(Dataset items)
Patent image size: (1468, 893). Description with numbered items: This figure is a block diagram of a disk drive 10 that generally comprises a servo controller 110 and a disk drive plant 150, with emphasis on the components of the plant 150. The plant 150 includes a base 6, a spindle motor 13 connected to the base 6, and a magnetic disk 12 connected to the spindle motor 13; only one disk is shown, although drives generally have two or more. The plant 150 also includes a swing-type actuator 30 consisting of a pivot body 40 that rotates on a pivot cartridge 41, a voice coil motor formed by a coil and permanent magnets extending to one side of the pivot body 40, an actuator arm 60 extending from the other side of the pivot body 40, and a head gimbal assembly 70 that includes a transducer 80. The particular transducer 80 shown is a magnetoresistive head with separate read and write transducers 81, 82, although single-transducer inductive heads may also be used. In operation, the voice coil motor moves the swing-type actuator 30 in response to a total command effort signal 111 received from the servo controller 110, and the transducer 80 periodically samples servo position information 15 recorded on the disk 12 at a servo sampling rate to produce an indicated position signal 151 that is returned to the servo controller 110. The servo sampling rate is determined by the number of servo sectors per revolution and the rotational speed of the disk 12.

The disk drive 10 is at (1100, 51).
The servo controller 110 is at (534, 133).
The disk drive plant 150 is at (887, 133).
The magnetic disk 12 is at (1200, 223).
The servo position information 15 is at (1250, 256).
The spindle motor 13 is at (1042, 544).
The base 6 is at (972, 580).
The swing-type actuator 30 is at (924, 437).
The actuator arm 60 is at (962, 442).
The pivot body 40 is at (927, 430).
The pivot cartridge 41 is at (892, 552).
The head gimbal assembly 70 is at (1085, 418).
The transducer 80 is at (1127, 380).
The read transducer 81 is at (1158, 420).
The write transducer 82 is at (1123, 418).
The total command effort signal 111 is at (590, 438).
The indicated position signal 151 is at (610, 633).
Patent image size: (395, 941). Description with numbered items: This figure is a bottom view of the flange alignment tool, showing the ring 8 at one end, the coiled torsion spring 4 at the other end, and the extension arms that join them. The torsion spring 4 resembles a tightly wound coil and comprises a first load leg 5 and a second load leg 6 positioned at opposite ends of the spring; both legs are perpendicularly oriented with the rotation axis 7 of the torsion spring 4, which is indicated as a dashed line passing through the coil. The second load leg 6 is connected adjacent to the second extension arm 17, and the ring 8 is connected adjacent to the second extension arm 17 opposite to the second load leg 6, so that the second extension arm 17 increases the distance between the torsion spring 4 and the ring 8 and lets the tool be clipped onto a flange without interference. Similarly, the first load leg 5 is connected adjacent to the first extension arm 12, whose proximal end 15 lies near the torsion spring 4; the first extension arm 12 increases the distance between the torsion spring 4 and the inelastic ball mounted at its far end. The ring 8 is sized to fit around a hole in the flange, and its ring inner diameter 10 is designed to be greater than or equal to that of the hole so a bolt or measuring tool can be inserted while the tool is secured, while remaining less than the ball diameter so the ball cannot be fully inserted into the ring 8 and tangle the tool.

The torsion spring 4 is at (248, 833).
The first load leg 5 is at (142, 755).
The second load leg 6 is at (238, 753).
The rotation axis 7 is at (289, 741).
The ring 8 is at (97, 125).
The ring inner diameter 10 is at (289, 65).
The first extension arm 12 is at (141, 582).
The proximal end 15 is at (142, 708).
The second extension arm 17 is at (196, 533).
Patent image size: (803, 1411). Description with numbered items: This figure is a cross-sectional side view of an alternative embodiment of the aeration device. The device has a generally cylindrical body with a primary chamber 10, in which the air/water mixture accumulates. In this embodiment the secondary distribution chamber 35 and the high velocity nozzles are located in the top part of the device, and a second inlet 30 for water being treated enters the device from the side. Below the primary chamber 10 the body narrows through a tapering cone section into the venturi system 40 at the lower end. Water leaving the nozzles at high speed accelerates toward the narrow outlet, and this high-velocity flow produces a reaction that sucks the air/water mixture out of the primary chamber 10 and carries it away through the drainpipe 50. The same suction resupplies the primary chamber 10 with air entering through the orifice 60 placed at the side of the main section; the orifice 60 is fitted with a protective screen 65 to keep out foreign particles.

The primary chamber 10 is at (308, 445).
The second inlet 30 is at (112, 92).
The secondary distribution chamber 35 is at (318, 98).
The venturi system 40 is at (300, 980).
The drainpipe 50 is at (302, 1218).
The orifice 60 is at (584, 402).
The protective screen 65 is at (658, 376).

■ **What you are asked to do**:
Reproduce the part of the listing that opens with the line containing "Patent image size: (803, 1411)." and closes with the line containing "The second inlet 30 is at (112, 92).", replacing "aeration device" with "aerator" and leaving everything else unchanged.

■ **Finished task**:
Patent image size: (803, 1411). Description with numbered items: This figure is a cross-sectional side view of an alternative embodiment of the aerator. The device has a generally cylindrical body with a primary chamber 10, in which the air/water mixture accumulates. In this embodiment the secondary distribution chamber 35 and the high velocity nozzles are located in the top part of the device, and a second inlet 30 for water being treated enters the device from the side. Below the primary chamber 10 the body narrows through a tapering cone section into the venturi system 40 at the lower end. Water leaving the nozzles at high speed accelerates toward the narrow outlet, and this high-velocity flow produces a reaction that sucks the air/water mixture out of the primary chamber 10 and carries it away through the drainpipe 50. The same suction resupplies the primary chamber 10 with air entering through the orifice 60 placed at the side of the main section; the orifice 60 is fitted with a protective screen 65 to keep out foreign particles.

The primary chamber 10 is at (308, 445).
The second inlet 30 is at (112, 92).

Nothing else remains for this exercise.